# STATED TASK
In the records below, tally every line containing "Média". Report only the total.

# DATA SECTION
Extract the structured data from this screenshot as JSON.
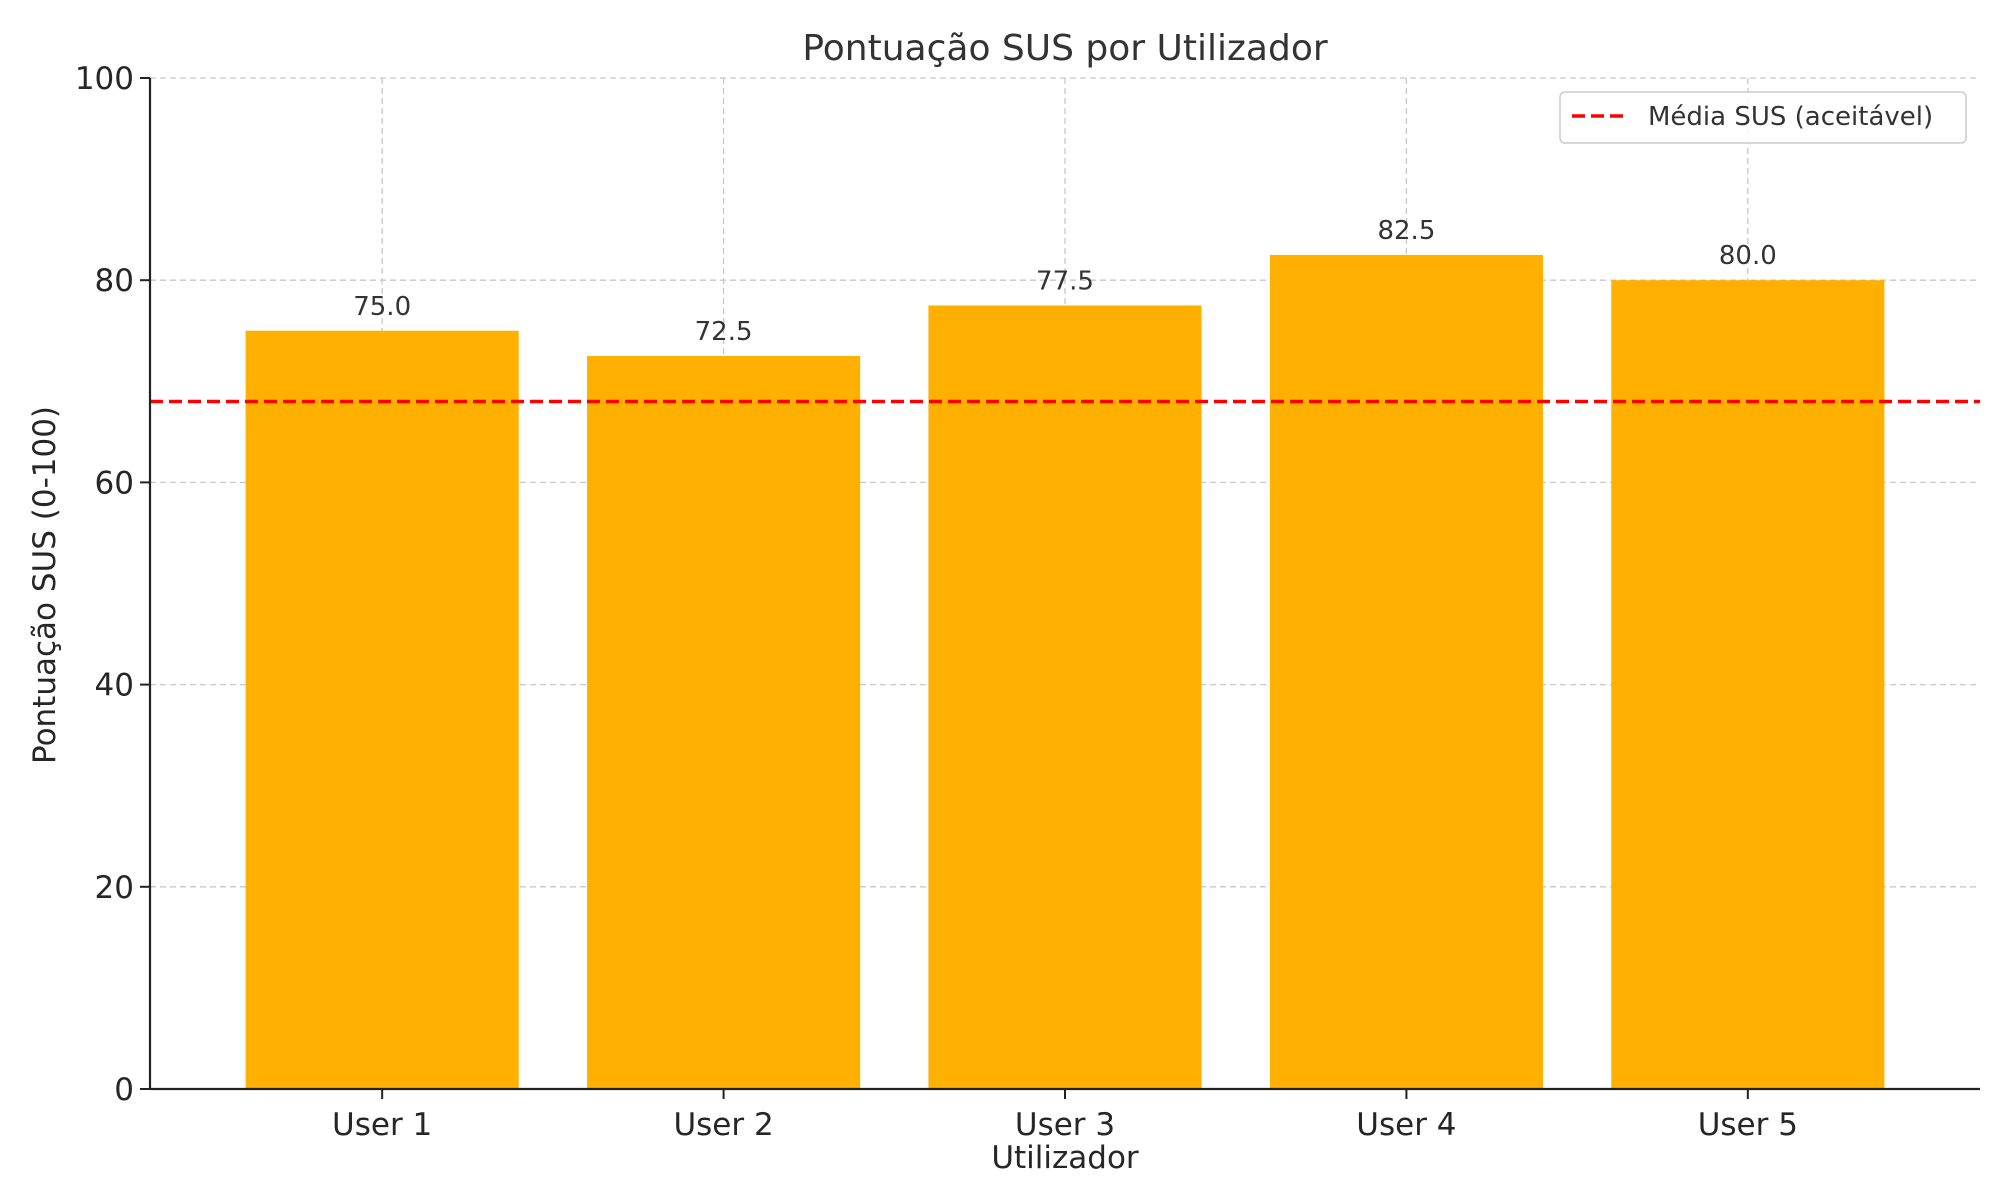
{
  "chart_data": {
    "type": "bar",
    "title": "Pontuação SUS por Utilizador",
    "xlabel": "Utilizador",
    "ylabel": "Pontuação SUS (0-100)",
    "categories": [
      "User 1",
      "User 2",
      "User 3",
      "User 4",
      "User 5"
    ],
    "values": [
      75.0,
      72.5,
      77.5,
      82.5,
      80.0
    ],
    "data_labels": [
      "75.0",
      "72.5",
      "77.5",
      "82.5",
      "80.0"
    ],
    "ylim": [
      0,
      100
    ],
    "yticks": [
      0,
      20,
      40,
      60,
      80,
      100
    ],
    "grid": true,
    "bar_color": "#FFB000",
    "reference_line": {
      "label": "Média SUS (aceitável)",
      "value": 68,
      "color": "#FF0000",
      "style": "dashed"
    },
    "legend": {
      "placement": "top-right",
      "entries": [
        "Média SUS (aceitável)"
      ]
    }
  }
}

# REPLY TO THE EXERCISE
2